--- begin Record excerpts ---
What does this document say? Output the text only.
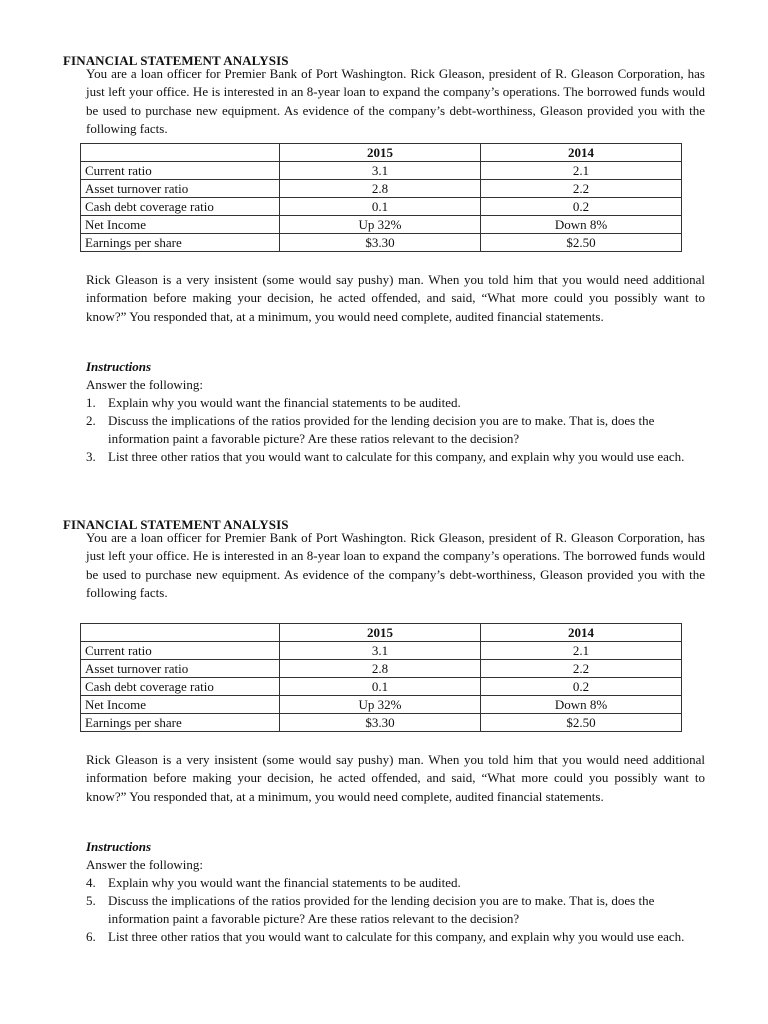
FINANCIAL STATEMENT ANALYSIS

You are a loan officer for Premier Bank of Port Washington. Rick Gleason, president of R. Gleason Corporation, has just left your office. He is interested in an 8-year loan to expand the company’s operations. The borrowed funds would be used to purchase new equipment. As evidence of the company’s debt-worthiness, Gleason provided you with the following facts.

	2015	2014
Current ratio	3.1	2.1
Asset turnover ratio	2.8	2.2
Cash debt coverage ratio	0.1	0.2
Net Income	Up 32%	Down 8%
Earnings per share	$3.30	$2.50

Rick Gleason is a very insistent (some would say pushy) man. When you told him that you would need additional information before making your decision, he acted offended, and said, “What more could you possibly want to know?” You responded that, at a minimum, you would need complete, audited financial statements.

Instructions
Answer the following:
1. Explain why you would want the financial statements to be audited.
2. Discuss the implications of the ratios provided for the lending decision you are to make. That is, does the information paint a favorable picture? Are these ratios relevant to the decision?
3. List three other ratios that you would want to calculate for this company, and explain why you would use each.
FINANCIAL STATEMENT ANALYSIS

You are a loan officer for Premier Bank of Port Washington. Rick Gleason, president of R. Gleason Corporation, has just left your office. He is interested in an 8-year loan to expand the company’s operations. The borrowed funds would be used to purchase new equipment. As evidence of the company’s debt-worthiness, Gleason provided you with the following facts.

	2015	2014
Current ratio	3.1	2.1
Asset turnover ratio	2.8	2.2
Cash debt coverage ratio	0.1	0.2
Net Income	Up 32%	Down 8%
Earnings per share	$3.30	$2.50

Rick Gleason is a very insistent (some would say pushy) man. When you told him that you would need additional information before making your decision, he acted offended, and said, “What more could you possibly want to know?” You responded that, at a minimum, you would need complete, audited financial statements.

Instructions
Answer the following:
4. Explain why you would want the financial statements to be audited.
5. Discuss the implications of the ratios provided for the lending decision you are to make. That is, does the information paint a favorable picture? Are these ratios relevant to the decision?
6. List three other ratios that you would want to calculate for this company, and explain why you would use each.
--- end Record excerpts ---
#### Exercise brief
Scan the data above; copy every line where "lending" appears.

#### Exercise answer
2. Discuss the implications of the ratios provided for the lending decision you are to make. That is, does the information paint a favorable picture? Are these ratios relevant to the decision?
5. Discuss the implications of the ratios provided for the lending decision you are to make. That is, does the information paint a favorable picture? Are these ratios relevant to the decision?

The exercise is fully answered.